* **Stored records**
>> START

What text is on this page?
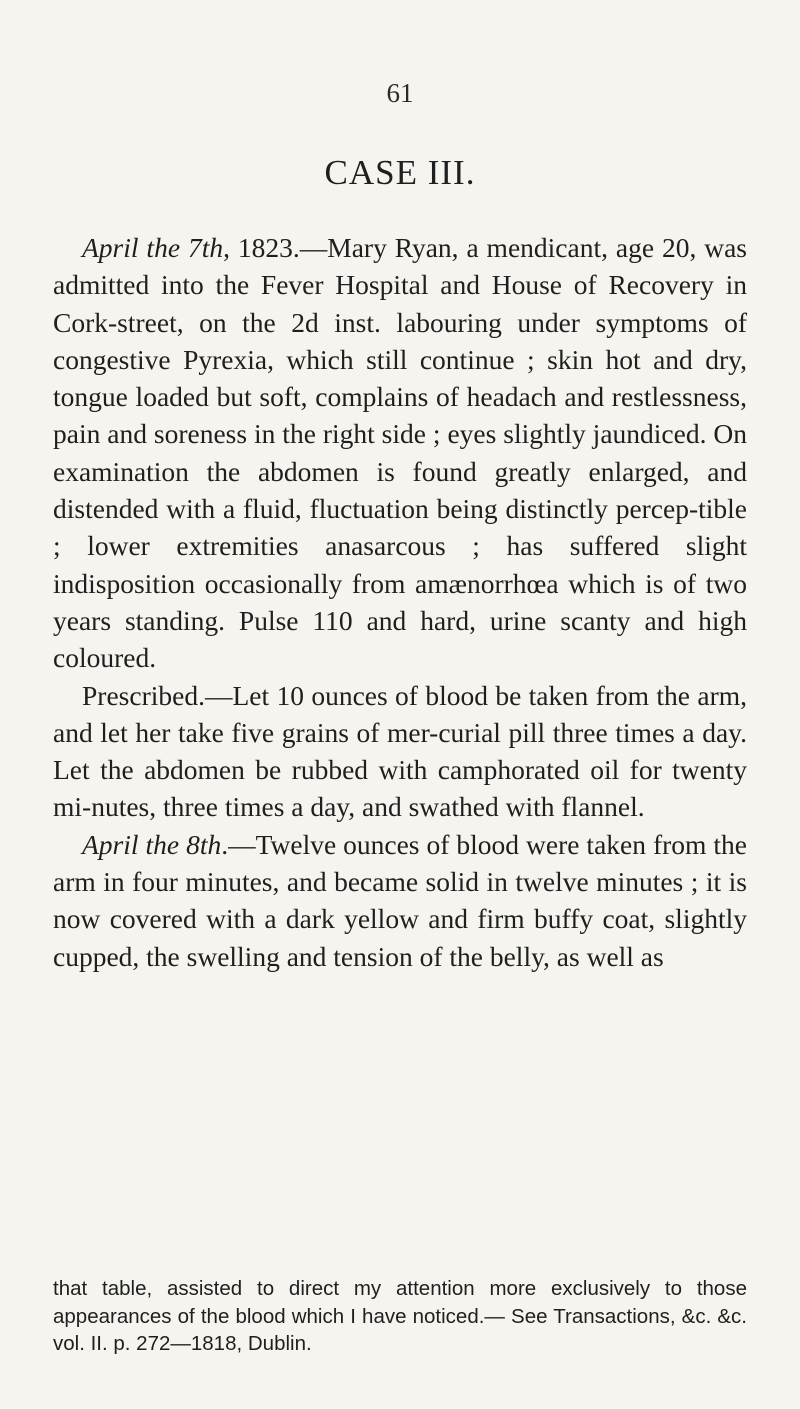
61
CASE III.

April the 7th, 1823.—Mary Ryan, a mendicant, age 20, was admitted into the Fever Hospital and House of Recovery in Cork-street, on the 2d inst. labouring under symptoms of congestive Pyrexia, which still continue ; skin hot and dry, tongue loaded but soft, complains of headach and restlessness, pain and soreness in the right side ; eyes slightly jaundiced. On examination the abdomen is found greatly enlarged, and distended with a fluid, fluctuation being distinctly percep-tible ; lower extremities anasarcous ; has suffered slight indisposition occasionally from amænorrhœa which is of two years standing. Pulse 110 and hard, urine scanty and high coloured.

Prescribed.—Let 10 ounces of blood be taken from the arm, and let her take five grains of mer-curial pill three times a day. Let the abdomen be rubbed with camphorated oil for twenty mi-nutes, three times a day, and swathed with flannel.

April the 8th.—Twelve ounces of blood were taken from the arm in four minutes, and became solid in twelve minutes ; it is now covered with a dark yellow and firm buffy coat, slightly cupped, the swelling and tension of the belly, as well as

that table, assisted to direct my attention more exclusively to those appearances of the blood which I have noticed.— See Transactions, &c. &c. vol. II. p. 272—1818, Dublin.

>> END

* **Task statement**
Copy every line of the data that holds the string "taken".

* **The solution**
Prescribed.—Let 10 ounces of blood be taken from the arm, and let her take five grains of mer-curial pill three times a day. Let the abdomen be rubbed with camphorated oil for twenty mi-nutes, three times a day, and swathed with flannel.
April the 8th.—Twelve ounces of blood were taken from the arm in four minutes, and became solid in twelve minutes ; it is now covered with a dark yellow and firm buffy coat, slightly cupped, the swelling and tension of the belly, as well as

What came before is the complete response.